#### DATA

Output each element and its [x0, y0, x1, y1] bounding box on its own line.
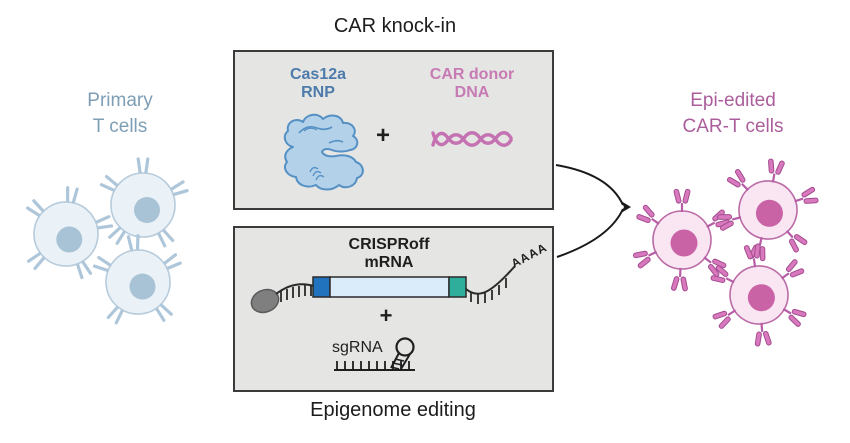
car-knockin-title: CAR knock-in [333, 15, 457, 37]
merge-arrow-icon [555, 164, 631, 258]
primary-t-cells-label: Primary T cells [60, 88, 180, 140]
mrna-utr5-box [312, 276, 331, 298]
t-cell-icon [19, 183, 116, 281]
cas12a-rnp-label: Cas12a RNP [258, 66, 378, 102]
primary-t-cells-graphic [15, 150, 235, 340]
crisproff-label-line1: CRISPRoff [348, 236, 430, 253]
sgrna-label: sgRNA [332, 339, 383, 356]
crisproff-label-line2: mRNA [364, 254, 414, 271]
plus-sign-bottom: + [379, 303, 393, 328]
car-donor-label-line1: CAR donor [429, 66, 515, 83]
cas12a-label-line1: Cas12a [289, 66, 347, 83]
car-t-cell-icon [702, 238, 814, 353]
car-knockin-box [233, 50, 554, 210]
primary-label-line1: Primary [87, 90, 153, 111]
primary-label-line2: T cells [92, 116, 148, 137]
car-donor-dna-label: CAR donor DNA [412, 66, 532, 102]
mrna-construct-icon: AAAA [250, 240, 550, 314]
plus-sign-top: + [375, 122, 390, 149]
cas12a-label-line2: RNP [301, 84, 335, 101]
car-donor-dna-icon [431, 131, 513, 147]
sgrna-hairpin-icon [334, 337, 415, 371]
mrna-utr3-box [448, 276, 467, 298]
crisproff-mrna-label: CRISPRoff mRNA [329, 236, 449, 272]
polya-tail-label: AAAA [509, 240, 550, 271]
car-t-cell-icon [710, 151, 825, 269]
epigenome-box-graphics: AAAA [250, 240, 550, 371]
car-t-cells-graphic [628, 150, 850, 345]
epigenome-editing-title: Epigenome editing [310, 399, 476, 421]
car-donor-label-line2: DNA [454, 84, 490, 101]
epi-label-line1: Epi-edited [690, 90, 776, 111]
mrna-cap-icon [250, 288, 280, 314]
epi-edited-car-t-label: Epi-edited CAR-T cells [653, 88, 813, 140]
t-cell-icon [101, 159, 187, 246]
cas12a-rnp-icon [283, 113, 364, 191]
car-knockin-box-graphics [283, 113, 513, 191]
arrowhead [621, 201, 631, 213]
mrna-cds-box [329, 276, 450, 298]
t-cell-icon [92, 232, 186, 327]
epi-label-line2: CAR-T cells [682, 116, 784, 137]
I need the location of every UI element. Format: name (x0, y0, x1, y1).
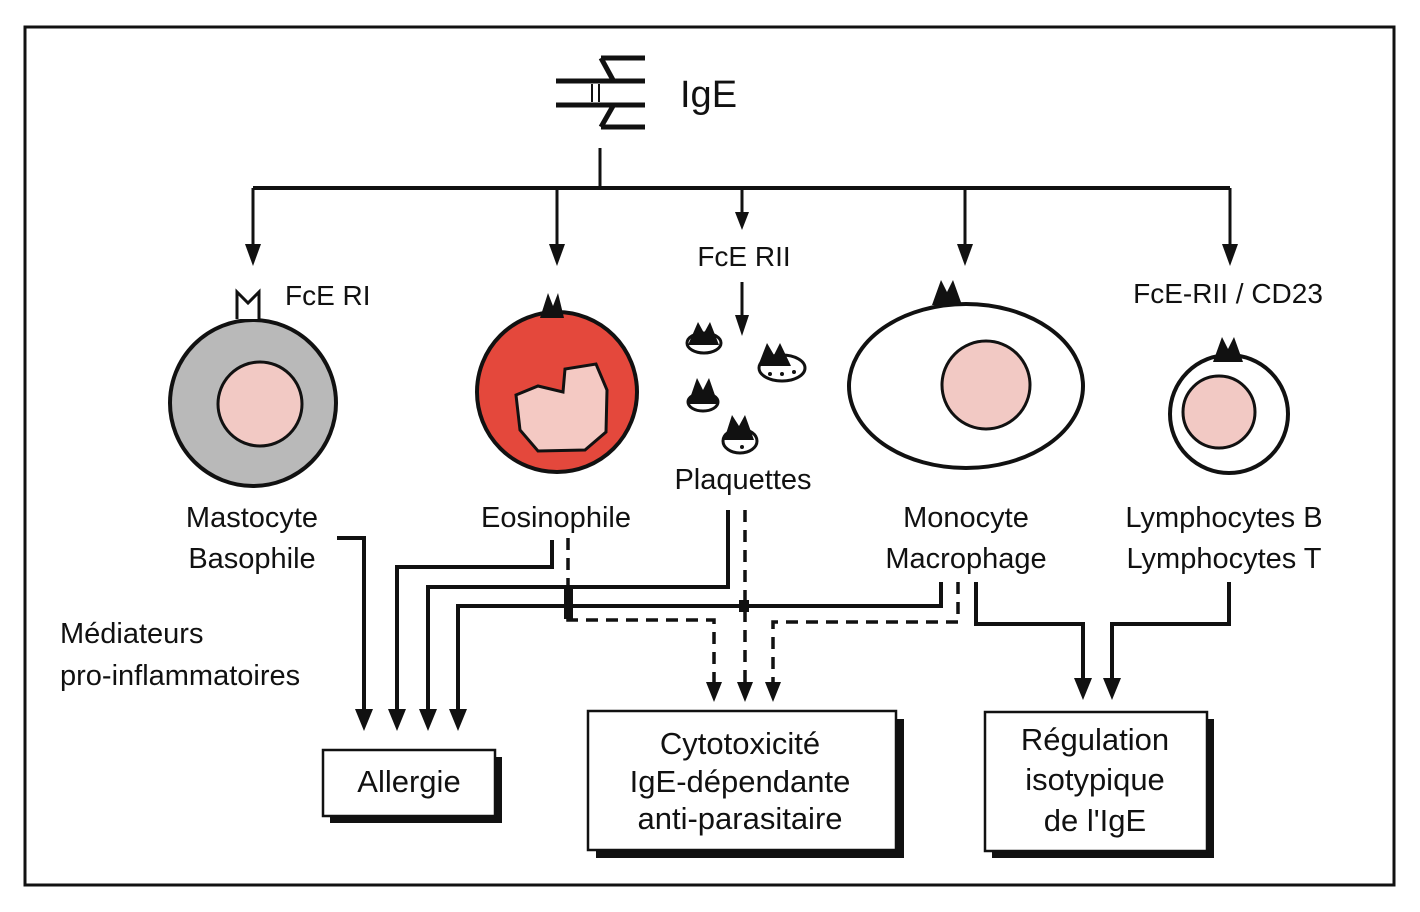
platelet (757, 343, 807, 383)
cytotoxicite-line-2: IgE-dépendante (630, 764, 851, 799)
regulation-line-1: Régulation (1021, 722, 1169, 757)
receptor-icon (540, 293, 564, 318)
eosinophile-label: Eosinophile (481, 502, 631, 534)
platelet (686, 378, 720, 413)
allergie-arrowheads (355, 709, 467, 731)
cytotoxicite-line-1: Cytotoxicité (660, 726, 820, 761)
cytotoxicity-arrowheads (706, 682, 781, 702)
fce-ri-receptor-icon (235, 288, 261, 319)
regulation-line-3: de l'IgE (1044, 803, 1146, 838)
mastocyte-cell (168, 288, 338, 488)
fce-rii-label: FcE RII (697, 241, 790, 272)
arrow-to-fce-rii (735, 212, 749, 230)
mediateurs-label: Médiateurs (60, 618, 203, 650)
monocyte-cell (847, 280, 1085, 470)
receptor-icon (932, 280, 962, 305)
lymphocytes-t-label: Lymphocytes T (1126, 543, 1321, 575)
cytotoxicity-connectors (566, 510, 960, 685)
arrow-to-plaquettes (735, 315, 749, 336)
fce-ri-label: FcE RI (285, 280, 371, 311)
eosinophile-nucleus (514, 362, 609, 453)
arrow-to-eosinophile (549, 244, 565, 266)
platelet-junction (739, 600, 749, 612)
platelet (721, 415, 759, 455)
lymphocyte-cell (1168, 337, 1290, 475)
platelet (685, 322, 723, 355)
eosinophile-cell (475, 293, 639, 474)
allergie-box: Allergie (321, 748, 502, 823)
plaquettes-label: Plaquettes (674, 464, 811, 496)
monocyte-label: Monocyte (903, 502, 1029, 534)
distribution-tree (251, 148, 1232, 318)
cytotoxicite-box: Cytotoxicité IgE-dépendante anti-parasit… (586, 709, 904, 858)
mastocyte-label: Mastocyte (186, 502, 318, 534)
arrow-to-mastocyte (245, 244, 261, 266)
cytotoxicite-line-3: anti-parasitaire (637, 801, 842, 836)
allergie-connectors (337, 510, 943, 712)
allergie-label: Allergie (357, 764, 460, 799)
ige-antibody-icon (556, 55, 645, 130)
lymphocytes-b-label: Lymphocytes B (1125, 502, 1322, 534)
regulation-box: Régulation isotypique de l'IgE (983, 710, 1214, 858)
regulation-connectors (974, 582, 1231, 680)
outer-frame (23, 25, 1396, 887)
fce-rii-cd23-label: FcE-RII / CD23 (1133, 278, 1323, 309)
regulation-line-2: isotypique (1025, 762, 1165, 797)
regulation-arrowheads (1074, 678, 1121, 700)
arrow-to-lymphocytes (1222, 244, 1238, 266)
pro-inflammatoires-label: pro-inflammatoires (60, 660, 300, 692)
tree-arrowheads (245, 212, 1238, 336)
macrophage-label: Macrophage (885, 543, 1046, 575)
receptor-icon (1213, 337, 1243, 362)
ige-title: IgE (680, 74, 737, 116)
platelets-group (685, 322, 807, 455)
basophile-label: Basophile (188, 543, 315, 575)
arrow-to-monocyte (957, 244, 973, 266)
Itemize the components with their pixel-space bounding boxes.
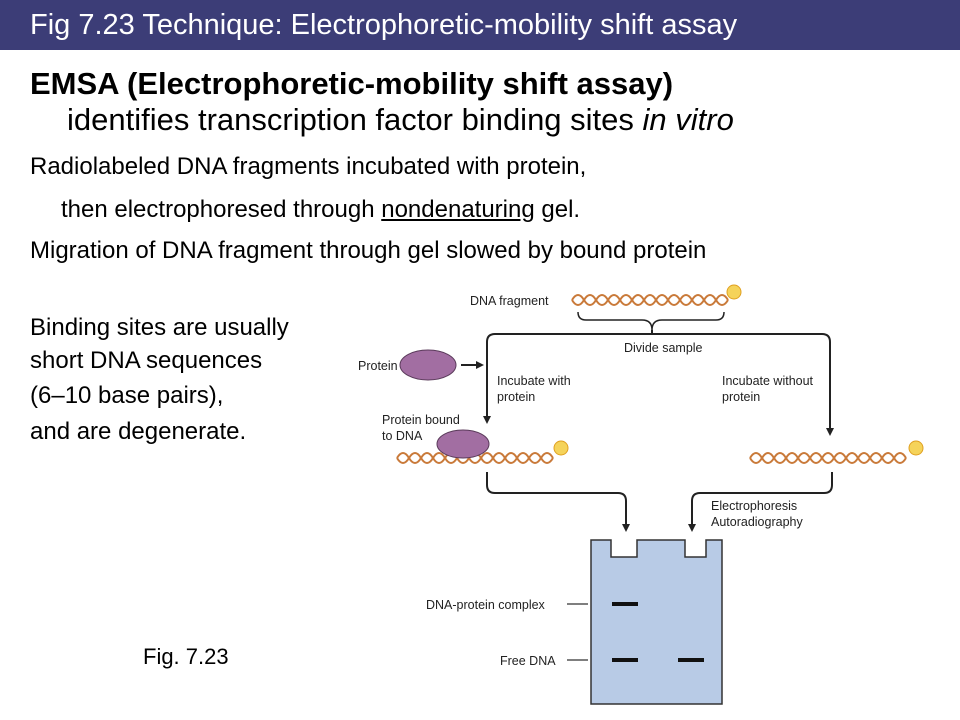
arrow-left-to-gel	[486, 472, 630, 532]
label-incubate-with-2: protein	[497, 390, 535, 404]
side-text-line: (6–10 base pairs),	[30, 382, 224, 409]
arrow-to-incubate-without	[652, 333, 834, 436]
side-text-line: and are degenerate.	[30, 418, 247, 445]
bound-protein-shape	[436, 429, 490, 459]
side-text-line: Binding sites are usually	[30, 314, 289, 341]
label-protein-bound-2: to DNA	[382, 429, 423, 443]
arrow-right-to-gel	[688, 472, 833, 532]
label-incubate-without-1: Incubate without	[722, 374, 814, 388]
label-incubate-without-2: protein	[722, 390, 760, 404]
label-protein: Protein	[358, 359, 398, 373]
radiolabel-icon	[726, 284, 742, 300]
label-divide-sample: Divide sample	[624, 341, 703, 355]
p2-underlined: nondenaturing	[381, 196, 535, 223]
label-dna-protein-complex: DNA-protein complex	[426, 598, 546, 612]
radiolabel-icon	[553, 440, 569, 456]
paragraph-migration: Migration of DNA fragment through gel sl…	[30, 237, 707, 264]
label-autoradiography: Autoradiography	[711, 515, 803, 529]
heading-emsa: EMSA (Electrophoretic-mobility shift ass…	[30, 66, 674, 101]
protein-shape	[399, 349, 457, 381]
label-protein-bound-1: Protein bound	[382, 413, 460, 427]
side-text-line: short DNA sequences	[30, 347, 263, 374]
p2-before: then electrophoresed through	[61, 196, 382, 223]
dna-fragment-right	[749, 452, 907, 464]
label-dna-fragment: DNA fragment	[470, 294, 549, 308]
p2-after: gel.	[534, 196, 581, 223]
dna-fragment-top	[571, 294, 729, 306]
heading-subline: identifies transcription factor binding …	[67, 102, 734, 138]
heading-subline-italic: in vitro	[642, 102, 734, 137]
slide-title: Fig 7.23 Technique: Electrophoretic-mobi…	[30, 9, 738, 41]
arrow-to-incubate-with	[483, 330, 653, 424]
gel	[590, 539, 723, 705]
paragraph-electrophoresed: then electrophoresed through nondenaturi…	[61, 196, 580, 224]
radiolabel-icon	[908, 440, 924, 456]
figure-caption: Fig. 7.23	[143, 644, 229, 669]
divide-brace	[577, 311, 725, 331]
label-free-dna: Free DNA	[500, 654, 556, 668]
paragraph-radiolabeled: Radiolabeled DNA fragments incubated wit…	[30, 153, 587, 180]
title-bar: Fig 7.23 Technique: Electrophoretic-mobi…	[0, 0, 960, 50]
label-electrophoresis: Electrophoresis	[711, 499, 797, 513]
heading-subline-text: identifies transcription factor binding …	[67, 102, 643, 137]
label-incubate-with-1: Incubate with	[497, 374, 571, 388]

########

TASK INSTRUCTIONS: Pull each line containing "epigenome" from the records.

RESPONSE FOR THIS EXERCISE:
epigenome-box-graphics: AAAA [250, 240, 550, 371]
epigenome-editing-title: Epigenome editing [310, 399, 476, 421]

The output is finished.